### PROBLEM DETAILS
Write out the listing below again, precisely as it is given.

** START **

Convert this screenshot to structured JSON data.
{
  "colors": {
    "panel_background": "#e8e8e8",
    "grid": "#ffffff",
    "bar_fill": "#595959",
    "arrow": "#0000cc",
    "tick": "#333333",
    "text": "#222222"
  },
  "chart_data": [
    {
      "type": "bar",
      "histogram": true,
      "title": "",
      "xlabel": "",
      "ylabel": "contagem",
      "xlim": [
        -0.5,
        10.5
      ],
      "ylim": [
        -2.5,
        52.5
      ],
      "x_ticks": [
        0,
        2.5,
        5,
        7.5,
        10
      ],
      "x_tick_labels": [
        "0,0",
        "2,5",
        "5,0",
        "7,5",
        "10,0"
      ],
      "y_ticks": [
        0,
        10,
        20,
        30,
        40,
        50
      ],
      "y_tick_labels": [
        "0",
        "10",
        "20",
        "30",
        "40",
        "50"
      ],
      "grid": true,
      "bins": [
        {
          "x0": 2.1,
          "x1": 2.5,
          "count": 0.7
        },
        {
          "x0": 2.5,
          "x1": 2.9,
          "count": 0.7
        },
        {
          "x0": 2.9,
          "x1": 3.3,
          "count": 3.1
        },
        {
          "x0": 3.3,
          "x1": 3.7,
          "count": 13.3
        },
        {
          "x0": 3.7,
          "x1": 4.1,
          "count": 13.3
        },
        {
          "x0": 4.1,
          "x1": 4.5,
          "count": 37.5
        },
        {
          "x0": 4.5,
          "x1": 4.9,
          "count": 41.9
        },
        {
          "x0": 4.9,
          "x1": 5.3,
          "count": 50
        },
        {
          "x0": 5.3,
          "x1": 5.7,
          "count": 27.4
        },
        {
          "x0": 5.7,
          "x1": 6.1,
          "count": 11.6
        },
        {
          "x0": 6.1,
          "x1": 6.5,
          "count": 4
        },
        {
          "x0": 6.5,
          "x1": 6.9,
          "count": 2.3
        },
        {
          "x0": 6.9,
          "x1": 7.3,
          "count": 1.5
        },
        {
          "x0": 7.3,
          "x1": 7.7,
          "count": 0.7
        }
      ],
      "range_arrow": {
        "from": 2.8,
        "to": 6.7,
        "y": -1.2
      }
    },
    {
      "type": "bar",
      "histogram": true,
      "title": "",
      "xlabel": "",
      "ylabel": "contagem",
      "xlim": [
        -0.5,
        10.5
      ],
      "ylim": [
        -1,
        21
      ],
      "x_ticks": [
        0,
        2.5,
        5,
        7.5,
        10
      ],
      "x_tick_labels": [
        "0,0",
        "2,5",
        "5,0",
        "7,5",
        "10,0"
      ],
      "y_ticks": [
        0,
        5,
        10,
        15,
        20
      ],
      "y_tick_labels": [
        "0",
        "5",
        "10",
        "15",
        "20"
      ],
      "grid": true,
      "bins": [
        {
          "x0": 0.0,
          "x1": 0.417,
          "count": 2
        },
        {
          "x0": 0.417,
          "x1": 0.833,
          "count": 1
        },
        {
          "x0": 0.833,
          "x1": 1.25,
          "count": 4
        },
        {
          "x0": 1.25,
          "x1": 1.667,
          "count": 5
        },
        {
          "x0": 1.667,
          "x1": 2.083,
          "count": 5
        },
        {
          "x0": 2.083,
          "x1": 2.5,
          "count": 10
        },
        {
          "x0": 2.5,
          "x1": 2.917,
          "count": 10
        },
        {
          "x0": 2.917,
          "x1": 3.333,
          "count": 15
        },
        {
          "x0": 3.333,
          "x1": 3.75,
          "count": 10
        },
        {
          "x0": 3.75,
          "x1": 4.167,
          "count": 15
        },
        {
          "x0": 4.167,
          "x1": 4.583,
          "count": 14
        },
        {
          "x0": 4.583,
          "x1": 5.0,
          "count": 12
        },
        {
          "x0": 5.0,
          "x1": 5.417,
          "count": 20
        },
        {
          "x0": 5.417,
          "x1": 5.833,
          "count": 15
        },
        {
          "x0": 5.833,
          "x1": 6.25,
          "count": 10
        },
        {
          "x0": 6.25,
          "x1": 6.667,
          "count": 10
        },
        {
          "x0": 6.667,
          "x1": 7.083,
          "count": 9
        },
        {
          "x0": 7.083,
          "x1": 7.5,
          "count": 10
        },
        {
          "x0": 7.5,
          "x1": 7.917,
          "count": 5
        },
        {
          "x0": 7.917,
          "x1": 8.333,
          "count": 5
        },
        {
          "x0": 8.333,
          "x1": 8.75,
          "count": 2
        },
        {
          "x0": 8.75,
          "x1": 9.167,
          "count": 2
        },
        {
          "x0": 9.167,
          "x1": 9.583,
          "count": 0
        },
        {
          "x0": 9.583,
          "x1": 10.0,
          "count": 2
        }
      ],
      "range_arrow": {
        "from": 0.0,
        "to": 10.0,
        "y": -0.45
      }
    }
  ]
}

** END **

### RESPONSE
Convert this screenshot to structured JSON data.
{
  "colors": {
    "panel_background": "#e8e8e8",
    "grid": "#ffffff",
    "bar_fill": "#595959",
    "arrow": "#0000cc",
    "tick": "#333333",
    "text": "#222222"
  },
  "chart_data": [
    {
      "type": "bar",
      "histogram": true,
      "title": "",
      "xlabel": "",
      "ylabel": "contagem",
      "xlim": [
        -0.5,
        10.5
      ],
      "ylim": [
        -2.5,
        52.5
      ],
      "x_ticks": [
        0,
        2.5,
        5,
        7.5,
        10
      ],
      "x_tick_labels": [
        "0,0",
        "2,5",
        "5,0",
        "7,5",
        "10,0"
      ],
      "y_ticks": [
        0,
        10,
        20,
        30,
        40,
        50
      ],
      "y_tick_labels": [
        "0",
        "10",
        "20",
        "30",
        "40",
        "50"
      ],
      "grid": true,
      "bins": [
        {
          "x0": 2.1,
          "x1": 2.5,
          "count": 0.7
        },
        {
          "x0": 2.5,
          "x1": 2.9,
          "count": 0.7
        },
        {
          "x0": 2.9,
          "x1": 3.3,
          "count": 3.1
        },
        {
          "x0": 3.3,
          "x1": 3.7,
          "count": 13.3
        },
        {
          "x0": 3.7,
          "x1": 4.1,
          "count": 13.3
        },
        {
          "x0": 4.1,
          "x1": 4.5,
          "count": 37.5
        },
        {
          "x0": 4.5,
          "x1": 4.9,
          "count": 41.9
        },
        {
          "x0": 4.9,
          "x1": 5.3,
          "count": 50
        },
        {
          "x0": 5.3,
          "x1": 5.7,
          "count": 27.4
        },
        {
          "x0": 5.7,
          "x1": 6.1,
          "count": 11.6
        },
        {
          "x0": 6.1,
          "x1": 6.5,
          "count": 4
        },
        {
          "x0": 6.5,
          "x1": 6.9,
          "count": 2.3
        },
        {
          "x0": 6.9,
          "x1": 7.3,
          "count": 1.5
        },
        {
          "x0": 7.3,
          "x1": 7.7,
          "count": 0.7
        }
      ],
      "range_arrow": {
        "from": 2.8,
        "to": 6.7,
        "y": -1.2
      }
    },
    {
      "type": "bar",
      "histogram": true,
      "title": "",
      "xlabel": "",
      "ylabel": "contagem",
      "xlim": [
        -0.5,
        10.5
      ],
      "ylim": [
        -1,
        21
      ],
      "x_ticks": [
        0,
        2.5,
        5,
        7.5,
        10
      ],
      "x_tick_labels": [
        "0,0",
        "2,5",
        "5,0",
        "7,5",
        "10,0"
      ],
      "y_ticks": [
        0,
        5,
        10,
        15,
        20
      ],
      "y_tick_labels": [
        "0",
        "5",
        "10",
        "15",
        "20"
      ],
      "grid": true,
      "bins": [
        {
          "x0": 0.0,
          "x1": 0.417,
          "count": 2
        },
        {
          "x0": 0.417,
          "x1": 0.833,
          "count": 1
        },
        {
          "x0": 0.833,
          "x1": 1.25,
          "count": 4
        },
        {
          "x0": 1.25,
          "x1": 1.667,
          "count": 5
        },
        {
          "x0": 1.667,
          "x1": 2.083,
          "count": 5
        },
        {
          "x0": 2.083,
          "x1": 2.5,
          "count": 10
        },
        {
          "x0": 2.5,
          "x1": 2.917,
          "count": 10
        },
        {
          "x0": 2.917,
          "x1": 3.333,
          "count": 15
        },
        {
          "x0": 3.333,
          "x1": 3.75,
          "count": 10
        },
        {
          "x0": 3.75,
          "x1": 4.167,
          "count": 15
        },
        {
          "x0": 4.167,
          "x1": 4.583,
          "count": 14
        },
        {
          "x0": 4.583,
          "x1": 5.0,
          "count": 12
        },
        {
          "x0": 5.0,
          "x1": 5.417,
          "count": 20
        },
        {
          "x0": 5.417,
          "x1": 5.833,
          "count": 15
        },
        {
          "x0": 5.833,
          "x1": 6.25,
          "count": 10
        },
        {
          "x0": 6.25,
          "x1": 6.667,
          "count": 10
        },
        {
          "x0": 6.667,
          "x1": 7.083,
          "count": 9
        },
        {
          "x0": 7.083,
          "x1": 7.5,
          "count": 10
        },
        {
          "x0": 7.5,
          "x1": 7.917,
          "count": 5
        },
        {
          "x0": 7.917,
          "x1": 8.333,
          "count": 5
        },
        {
          "x0": 8.333,
          "x1": 8.75,
          "count": 2
        },
        {
          "x0": 8.75,
          "x1": 9.167,
          "count": 2
        },
        {
          "x0": 9.167,
          "x1": 9.583,
          "count": 0
        },
        {
          "x0": 9.583,
          "x1": 10.0,
          "count": 2
        }
      ],
      "range_arrow": {
        "from": 0.0,
        "to": 10.0,
        "y": -0.45
      }
    }
  ]
}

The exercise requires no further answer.